Dataset records
######
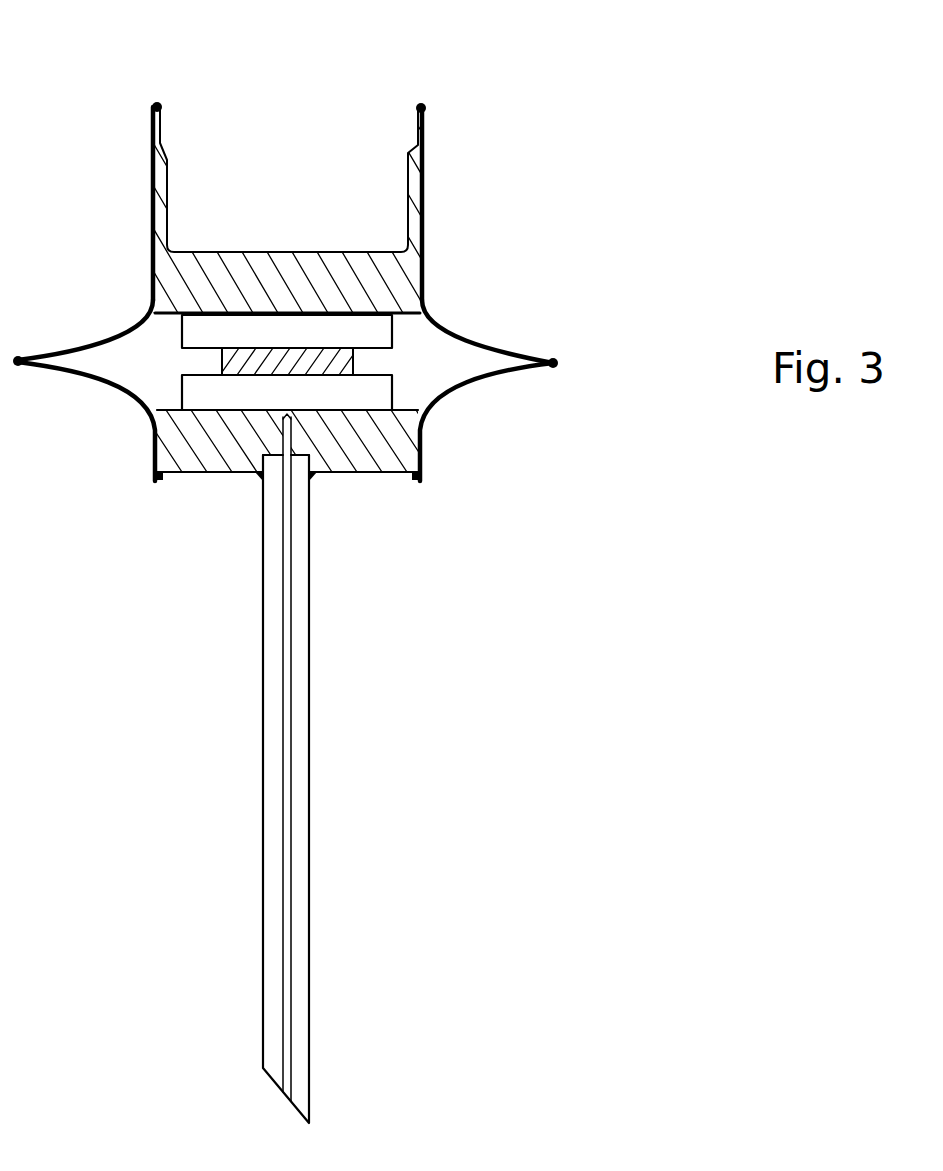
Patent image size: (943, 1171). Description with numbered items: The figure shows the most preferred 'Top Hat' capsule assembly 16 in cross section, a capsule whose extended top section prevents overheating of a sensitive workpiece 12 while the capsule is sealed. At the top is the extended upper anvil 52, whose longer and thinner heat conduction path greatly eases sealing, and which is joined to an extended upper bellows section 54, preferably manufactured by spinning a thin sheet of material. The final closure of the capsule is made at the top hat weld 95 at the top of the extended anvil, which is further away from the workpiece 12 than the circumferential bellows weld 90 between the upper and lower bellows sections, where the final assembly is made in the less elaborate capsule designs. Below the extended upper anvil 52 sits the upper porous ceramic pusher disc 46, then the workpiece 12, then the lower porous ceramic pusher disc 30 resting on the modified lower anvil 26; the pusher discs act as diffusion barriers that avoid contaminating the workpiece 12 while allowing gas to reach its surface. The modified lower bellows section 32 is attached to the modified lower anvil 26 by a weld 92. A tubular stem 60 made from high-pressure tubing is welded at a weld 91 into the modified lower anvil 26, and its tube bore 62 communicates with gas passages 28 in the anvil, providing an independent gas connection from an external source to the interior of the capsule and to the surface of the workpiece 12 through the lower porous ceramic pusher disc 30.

The Top Hat capsule assembly 16 is at (123, 315).
The top hat weld 95 is at (157, 90).
The extended upper anvil 52 is at (342, 285).
The upper porous ceramic pusher disc 46 is at (372, 332).
The extended upper bellows section 54 is at (462, 333).
The modified lower bellows section 32 is at (487, 383).
The circumferential bellows weld 90 is at (18, 370).
The workpiece 12 is at (327, 363).
The lower porous ceramic pusher disc 30 is at (365, 394).
The modified lower anvil 26 is at (373, 457).
The weld 92 is at (160, 482).
The weld 91 is at (257, 478).
The gas passages 28 is at (290, 420).
The tubular stem 60 is at (297, 717).
The tube bore 62 is at (287, 808).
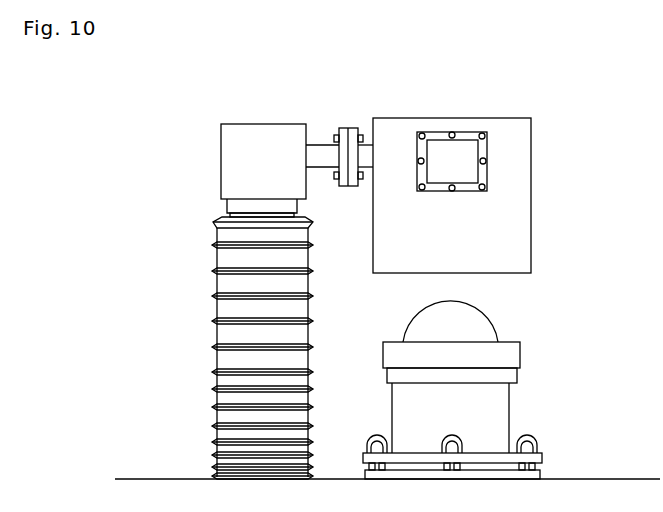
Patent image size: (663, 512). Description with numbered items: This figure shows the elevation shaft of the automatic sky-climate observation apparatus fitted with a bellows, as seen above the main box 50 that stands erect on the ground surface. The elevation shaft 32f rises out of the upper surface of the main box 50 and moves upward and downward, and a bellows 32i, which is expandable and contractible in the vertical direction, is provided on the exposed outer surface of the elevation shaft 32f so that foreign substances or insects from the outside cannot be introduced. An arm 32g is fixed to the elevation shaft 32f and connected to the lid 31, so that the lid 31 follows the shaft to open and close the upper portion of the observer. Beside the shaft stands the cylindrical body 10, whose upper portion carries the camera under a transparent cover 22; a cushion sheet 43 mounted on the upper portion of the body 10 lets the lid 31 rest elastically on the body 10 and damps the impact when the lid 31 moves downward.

The cylindrical body 10 is at (490, 409).
The transparent cover 22 is at (475, 323).
The lid 31 is at (515, 205).
The elevation shaft 32f is at (220, 198).
The arm 32g is at (318, 150).
The bellows 32i is at (230, 310).
The cushion sheet 43 is at (508, 352).
The main box 50 is at (153, 478).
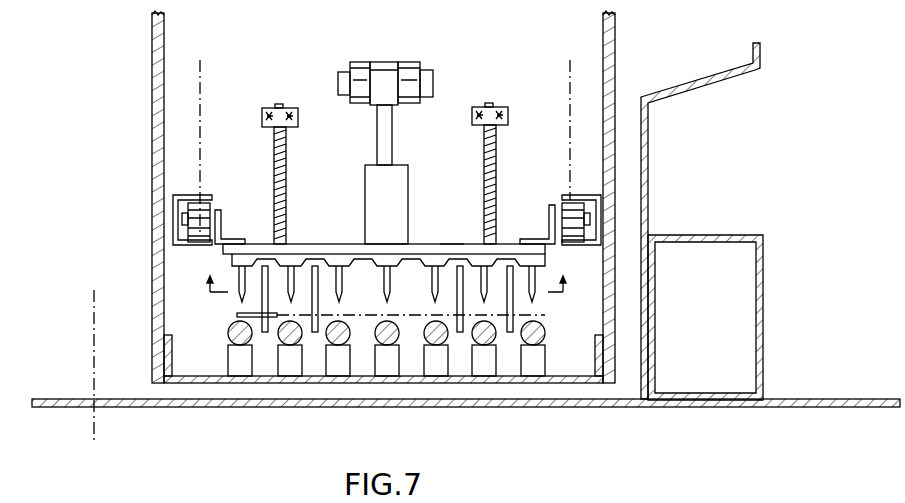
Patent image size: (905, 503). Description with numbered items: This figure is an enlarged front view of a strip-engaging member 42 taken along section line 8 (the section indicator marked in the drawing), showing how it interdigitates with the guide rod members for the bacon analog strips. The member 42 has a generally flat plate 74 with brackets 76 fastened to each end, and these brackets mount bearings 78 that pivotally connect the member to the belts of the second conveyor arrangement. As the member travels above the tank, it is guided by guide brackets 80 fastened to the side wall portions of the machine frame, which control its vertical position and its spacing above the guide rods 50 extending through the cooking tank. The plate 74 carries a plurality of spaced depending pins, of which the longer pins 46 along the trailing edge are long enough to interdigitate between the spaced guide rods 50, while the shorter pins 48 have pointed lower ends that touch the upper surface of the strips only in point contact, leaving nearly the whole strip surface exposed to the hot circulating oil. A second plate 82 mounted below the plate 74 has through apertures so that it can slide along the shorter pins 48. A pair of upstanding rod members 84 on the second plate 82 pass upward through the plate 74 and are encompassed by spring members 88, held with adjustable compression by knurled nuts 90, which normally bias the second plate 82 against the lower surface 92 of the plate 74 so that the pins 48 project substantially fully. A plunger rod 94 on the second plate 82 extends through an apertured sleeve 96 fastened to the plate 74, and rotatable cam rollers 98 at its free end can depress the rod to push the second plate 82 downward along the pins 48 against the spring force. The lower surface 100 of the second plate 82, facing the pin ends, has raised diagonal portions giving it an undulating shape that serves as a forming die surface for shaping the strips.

The section line 8 is at (386, 272).
The strip-engaging member 42 is at (452, 244).
The longer pins 46 is at (511, 335).
The shorter pins 48 is at (243, 297).
The guide rods 50 is at (228, 338).
The flat plate 74 is at (310, 244).
The brackets 76 is at (233, 239).
The bearings 78 is at (210, 207).
The guide brackets 80 is at (193, 250).
The second plate 82 is at (538, 268).
The rod members 84 is at (287, 147).
The spring members 88 is at (287, 169).
The knurled nuts 90 is at (269, 108).
The lower surface 92 is at (413, 252).
The plunger rod 94 is at (393, 134).
The apertured sleeve 96 is at (365, 228).
The cam rollers 98 is at (410, 62).
The lower surface 100 is at (278, 268).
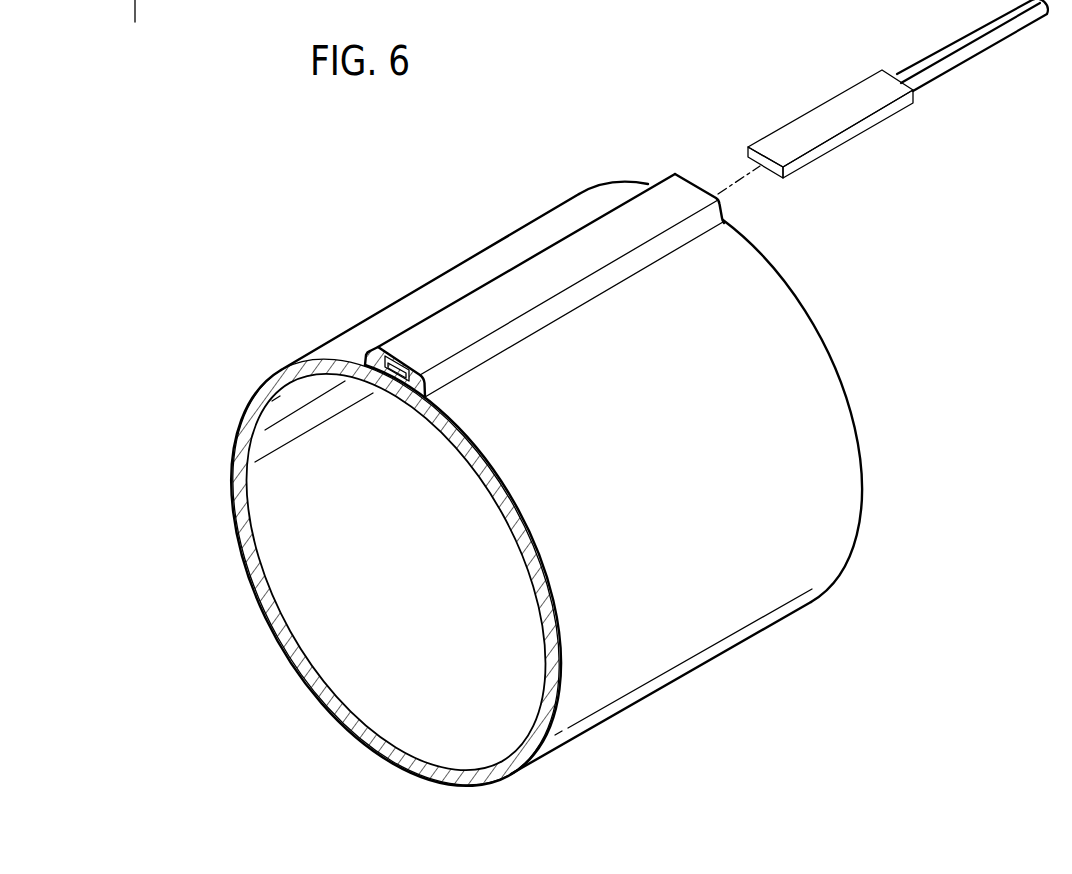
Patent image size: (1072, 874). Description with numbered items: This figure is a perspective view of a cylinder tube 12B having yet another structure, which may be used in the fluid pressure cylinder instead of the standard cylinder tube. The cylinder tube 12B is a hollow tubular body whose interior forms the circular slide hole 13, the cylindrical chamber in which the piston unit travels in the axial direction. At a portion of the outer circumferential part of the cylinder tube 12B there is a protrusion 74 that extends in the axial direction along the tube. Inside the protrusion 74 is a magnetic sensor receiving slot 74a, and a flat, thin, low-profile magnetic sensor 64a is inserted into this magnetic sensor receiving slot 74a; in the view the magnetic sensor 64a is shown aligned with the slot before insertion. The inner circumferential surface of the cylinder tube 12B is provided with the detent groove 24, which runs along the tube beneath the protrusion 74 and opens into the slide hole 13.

The cylinder tube 12B is at (370, 307).
The slide hole 13 is at (280, 535).
The protrusion 74 is at (456, 317).
The magnetic sensor receiving slot 74a is at (397, 376).
The detent groove 24 is at (404, 384).
The magnetic sensor 64a is at (795, 133).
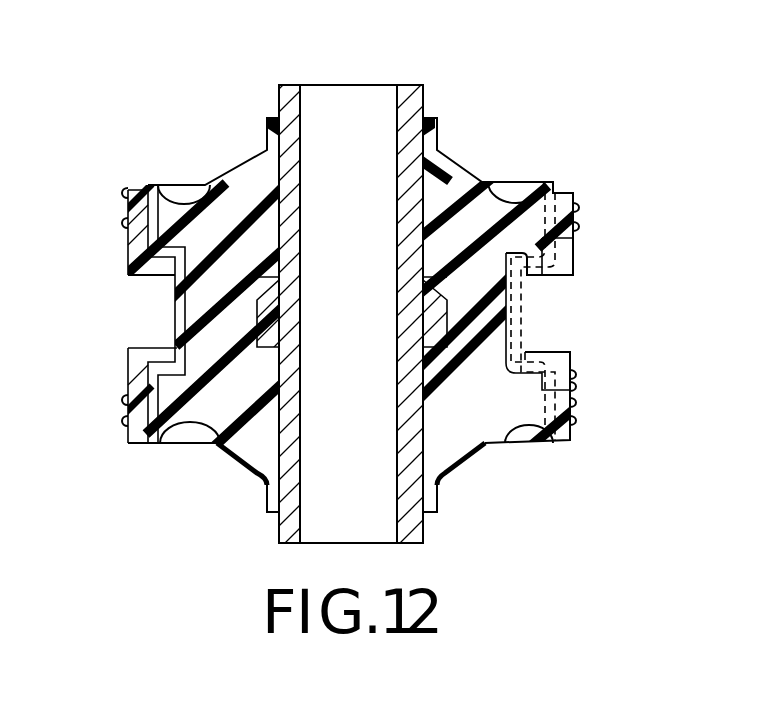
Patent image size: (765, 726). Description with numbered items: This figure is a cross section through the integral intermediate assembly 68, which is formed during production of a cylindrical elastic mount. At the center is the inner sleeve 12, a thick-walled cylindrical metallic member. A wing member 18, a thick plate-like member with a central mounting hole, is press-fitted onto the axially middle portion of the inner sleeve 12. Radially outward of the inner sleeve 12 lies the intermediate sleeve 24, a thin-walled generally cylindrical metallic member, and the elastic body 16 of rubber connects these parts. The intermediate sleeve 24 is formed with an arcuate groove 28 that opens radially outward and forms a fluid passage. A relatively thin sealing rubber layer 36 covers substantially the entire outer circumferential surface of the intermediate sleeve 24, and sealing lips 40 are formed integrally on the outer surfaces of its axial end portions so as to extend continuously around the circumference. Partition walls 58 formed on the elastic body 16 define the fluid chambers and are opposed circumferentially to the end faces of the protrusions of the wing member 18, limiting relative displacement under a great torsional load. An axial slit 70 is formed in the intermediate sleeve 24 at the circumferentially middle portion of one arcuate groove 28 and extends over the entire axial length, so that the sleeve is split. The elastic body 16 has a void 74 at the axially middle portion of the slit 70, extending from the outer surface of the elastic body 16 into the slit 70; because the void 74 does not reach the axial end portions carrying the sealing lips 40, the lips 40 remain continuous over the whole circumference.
######
> [Instruction]:
Count the lines in the records that contain the word "detent". Reply with the number only.

> [Output of the exercise]:
2